Write out the listing exactly as it is given.

— Start DATASET RECORDS —

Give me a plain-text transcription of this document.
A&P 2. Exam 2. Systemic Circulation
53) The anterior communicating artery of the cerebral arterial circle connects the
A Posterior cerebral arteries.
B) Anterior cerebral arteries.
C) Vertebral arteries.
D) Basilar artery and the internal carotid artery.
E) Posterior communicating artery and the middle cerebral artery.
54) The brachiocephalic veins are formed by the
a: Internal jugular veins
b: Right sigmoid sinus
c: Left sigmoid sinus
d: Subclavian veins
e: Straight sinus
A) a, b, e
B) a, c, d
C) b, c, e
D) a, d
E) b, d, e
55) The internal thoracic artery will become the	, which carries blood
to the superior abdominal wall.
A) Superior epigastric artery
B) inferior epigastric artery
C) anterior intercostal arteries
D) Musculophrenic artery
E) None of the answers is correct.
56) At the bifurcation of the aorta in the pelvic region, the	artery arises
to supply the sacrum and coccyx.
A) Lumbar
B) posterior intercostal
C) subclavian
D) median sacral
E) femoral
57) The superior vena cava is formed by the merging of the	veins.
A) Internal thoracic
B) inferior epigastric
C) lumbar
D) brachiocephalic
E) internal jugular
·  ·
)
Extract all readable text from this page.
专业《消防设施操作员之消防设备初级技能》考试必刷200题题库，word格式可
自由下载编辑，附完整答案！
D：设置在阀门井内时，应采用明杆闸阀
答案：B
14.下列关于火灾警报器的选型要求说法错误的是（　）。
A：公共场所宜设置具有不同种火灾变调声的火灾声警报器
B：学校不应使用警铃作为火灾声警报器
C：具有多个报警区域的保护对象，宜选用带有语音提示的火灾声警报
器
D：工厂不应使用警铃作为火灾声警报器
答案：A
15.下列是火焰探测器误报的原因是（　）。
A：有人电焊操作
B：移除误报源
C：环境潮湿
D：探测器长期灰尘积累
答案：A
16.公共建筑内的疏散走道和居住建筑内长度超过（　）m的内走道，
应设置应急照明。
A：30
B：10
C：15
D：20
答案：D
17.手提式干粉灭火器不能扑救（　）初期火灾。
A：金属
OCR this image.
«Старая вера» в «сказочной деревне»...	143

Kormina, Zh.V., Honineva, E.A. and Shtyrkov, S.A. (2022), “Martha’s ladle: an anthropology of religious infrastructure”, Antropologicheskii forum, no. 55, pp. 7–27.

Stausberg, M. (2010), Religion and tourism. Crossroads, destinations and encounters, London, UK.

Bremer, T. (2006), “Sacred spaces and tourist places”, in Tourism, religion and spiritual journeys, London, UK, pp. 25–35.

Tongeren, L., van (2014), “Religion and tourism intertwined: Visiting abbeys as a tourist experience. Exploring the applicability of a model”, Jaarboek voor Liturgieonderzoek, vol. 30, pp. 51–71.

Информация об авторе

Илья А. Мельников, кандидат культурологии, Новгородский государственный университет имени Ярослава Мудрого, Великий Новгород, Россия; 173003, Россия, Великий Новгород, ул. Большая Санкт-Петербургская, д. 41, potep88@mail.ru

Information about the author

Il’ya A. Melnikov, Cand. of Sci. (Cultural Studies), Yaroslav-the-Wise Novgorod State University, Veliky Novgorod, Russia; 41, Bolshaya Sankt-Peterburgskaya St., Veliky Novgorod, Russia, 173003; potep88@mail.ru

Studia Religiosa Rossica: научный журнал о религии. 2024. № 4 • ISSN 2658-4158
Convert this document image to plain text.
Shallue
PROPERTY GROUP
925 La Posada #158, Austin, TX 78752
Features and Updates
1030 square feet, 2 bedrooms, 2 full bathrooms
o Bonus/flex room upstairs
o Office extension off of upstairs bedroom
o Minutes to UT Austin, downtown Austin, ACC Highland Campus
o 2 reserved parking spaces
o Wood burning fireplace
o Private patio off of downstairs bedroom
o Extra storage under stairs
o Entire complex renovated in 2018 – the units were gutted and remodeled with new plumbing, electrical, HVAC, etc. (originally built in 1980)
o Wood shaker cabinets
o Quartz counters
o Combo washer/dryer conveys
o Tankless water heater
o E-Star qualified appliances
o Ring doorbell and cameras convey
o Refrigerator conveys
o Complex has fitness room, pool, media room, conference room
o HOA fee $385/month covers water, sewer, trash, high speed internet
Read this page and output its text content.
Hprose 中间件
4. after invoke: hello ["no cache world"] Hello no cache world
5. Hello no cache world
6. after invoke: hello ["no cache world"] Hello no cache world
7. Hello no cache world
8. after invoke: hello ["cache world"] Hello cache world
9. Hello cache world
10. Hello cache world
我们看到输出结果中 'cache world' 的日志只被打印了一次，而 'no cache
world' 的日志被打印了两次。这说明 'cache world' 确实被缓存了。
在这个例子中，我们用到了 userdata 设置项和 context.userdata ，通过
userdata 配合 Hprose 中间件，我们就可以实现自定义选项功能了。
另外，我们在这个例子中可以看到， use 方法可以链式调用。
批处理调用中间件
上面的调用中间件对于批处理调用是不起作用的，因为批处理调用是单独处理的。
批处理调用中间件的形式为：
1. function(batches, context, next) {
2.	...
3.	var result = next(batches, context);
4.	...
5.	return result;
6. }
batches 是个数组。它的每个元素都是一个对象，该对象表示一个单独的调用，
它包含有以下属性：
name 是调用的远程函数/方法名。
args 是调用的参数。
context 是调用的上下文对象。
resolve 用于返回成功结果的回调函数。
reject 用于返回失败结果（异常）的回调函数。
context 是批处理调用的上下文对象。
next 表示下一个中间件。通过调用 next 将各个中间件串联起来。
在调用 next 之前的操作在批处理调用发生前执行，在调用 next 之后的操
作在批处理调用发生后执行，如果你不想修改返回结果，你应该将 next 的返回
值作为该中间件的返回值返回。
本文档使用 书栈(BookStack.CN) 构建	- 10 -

— End DATASET RECORDS —

TASK OUTPUT
Give me a plain-text transcription of this document.
A&P 2. Exam 2. Systemic Circulation
53) The anterior communicating artery of the cerebral arterial circle connects the
A Posterior cerebral arteries.
B) Anterior cerebral arteries.
C) Vertebral arteries.
D) Basilar artery and the internal carotid artery.
E) Posterior communicating artery and the middle cerebral artery.
54) The brachiocephalic veins are formed by the
a: Internal jugular veins
b: Right sigmoid sinus
c: Left sigmoid sinus
d: Subclavian veins
e: Straight sinus
A) a, b, e
B) a, c, d
C) b, c, e
D) a, d
E) b, d, e
55) The internal thoracic artery will become the	, which carries blood
to the superior abdominal wall.
A) Superior epigastric artery
B) inferior epigastric artery
C) anterior intercostal arteries
D) Musculophrenic artery
E) None of the answers is correct.
56) At the bifurcation of the aorta in the pelvic region, the	artery arises
to supply the sacrum and coccyx.
A) Lumbar
B) posterior intercostal
C) subclavian
D) median sacral
E) femoral
57) The superior vena cava is formed by the merging of the	veins.
A) Internal thoracic
B) inferior epigastric
C) lumbar
D) brachiocephalic
E) internal jugular
·  ·
)
Extract all readable text from this page.
专业《消防设施操作员之消防设备初级技能》考试必刷200题题库，word格式可
自由下载编辑，附完整答案！
D：设置在阀门井内时，应采用明杆闸阀
答案：B
14.下列关于火灾警报器的选型要求说法错误的是（　）。
A：公共场所宜设置具有不同种火灾变调声的火灾声警报器
B：学校不应使用警铃作为火灾声警报器
C：具有多个报警区域的保护对象，宜选用带有语音提示的火灾声警报
器
D：工厂不应使用警铃作为火灾声警报器
答案：A
15.下列是火焰探测器误报的原因是（　）。
A：有人电焊操作
B：移除误报源
C：环境潮湿
D：探测器长期灰尘积累
答案：A
16.公共建筑内的疏散走道和居住建筑内长度超过（　）m的内走道，
应设置应急照明。
A：30
B：10
C：15
D：20
答案：D
17.手提式干粉灭火器不能扑救（　）初期火灾。
A：金属
OCR this image.
«Старая вера» в «сказочной деревне»...	143

Kormina, Zh.V., Honineva, E.A. and Shtyrkov, S.A. (2022), “Martha’s ladle: an anthropology of religious infrastructure”, Antropologicheskii forum, no. 55, pp. 7–27.

Stausberg, M. (2010), Religion and tourism. Crossroads, destinations and encounters, London, UK.

Bremer, T. (2006), “Sacred spaces and tourist places”, in Tourism, religion and spiritual journeys, London, UK, pp. 25–35.

Tongeren, L., van (2014), “Religion and tourism intertwined: Visiting abbeys as a tourist experience. Exploring the applicability of a model”, Jaarboek voor Liturgieonderzoek, vol. 30, pp. 51–71.

Информация об авторе

Илья А. Мельников, кандидат культурологии, Новгородский государственный университет имени Ярослава Мудрого, Великий Новгород, Россия; 173003, Россия, Великий Новгород, ул. Большая Санкт-Петербургская, д. 41, potep88@mail.ru

Information about the author

Il’ya A. Melnikov, Cand. of Sci. (Cultural Studies), Yaroslav-the-Wise Novgorod State University, Veliky Novgorod, Russia; 41, Bolshaya Sankt-Peterburgskaya St., Veliky Novgorod, Russia, 173003; potep88@mail.ru

Studia Religiosa Rossica: научный журнал о религии. 2024. № 4 • ISSN 2658-4158
Convert this document image to plain text.
Shallue
PROPERTY GROUP
925 La Posada #158, Austin, TX 78752
Features and Updates
1030 square feet, 2 bedrooms, 2 full bathrooms
o Bonus/flex room upstairs
o Office extension off of upstairs bedroom
o Minutes to UT Austin, downtown Austin, ACC Highland Campus
o 2 reserved parking spaces
o Wood burning fireplace
o Private patio off of downstairs bedroom
o Extra storage under stairs
o Entire complex renovated in 2018 – the units were gutted and remodeled with new plumbing, electrical, HVAC, etc. (originally built in 1980)
o Wood shaker cabinets
o Quartz counters
o Combo washer/dryer conveys
o Tankless water heater
o E-Star qualified appliances
o Ring doorbell and cameras convey
o Refrigerator conveys
o Complex has fitness room, pool, media room, conference room
o HOA fee $385/month covers water, sewer, trash, high speed internet
Read this page and output its text content.
Hprose 中间件
4. after invoke: hello ["no cache world"] Hello no cache world
5. Hello no cache world
6. after invoke: hello ["no cache world"] Hello no cache world
7. Hello no cache world
8. after invoke: hello ["cache world"] Hello cache world
9. Hello cache world
10. Hello cache world
我们看到输出结果中 'cache world' 的日志只被打印了一次，而 'no cache
world' 的日志被打印了两次。这说明 'cache world' 确实被缓存了。
在这个例子中，我们用到了 userdata 设置项和 context.userdata ，通过
userdata 配合 Hprose 中间件，我们就可以实现自定义选项功能了。
另外，我们在这个例子中可以看到， use 方法可以链式调用。
批处理调用中间件
上面的调用中间件对于批处理调用是不起作用的，因为批处理调用是单独处理的。
批处理调用中间件的形式为：
1. function(batches, context, next) {
2.	...
3.	var result = next(batches, context);
4.	...
5.	return result;
6. }
batches 是个数组。它的每个元素都是一个对象，该对象表示一个单独的调用，
它包含有以下属性：
name 是调用的远程函数/方法名。
args 是调用的参数。
context 是调用的上下文对象。
resolve 用于返回成功结果的回调函数。
reject 用于返回失败结果（异常）的回调函数。
context 是批处理调用的上下文对象。
next 表示下一个中间件。通过调用 next 将各个中间件串联起来。
在调用 next 之前的操作在批处理调用发生前执行，在调用 next 之后的操
作在批处理调用发生后执行，如果你不想修改返回结果，你应该将 next 的返回
值作为该中间件的返回值返回。
本文档使用 书栈(BookStack.CN) 构建	- 10 -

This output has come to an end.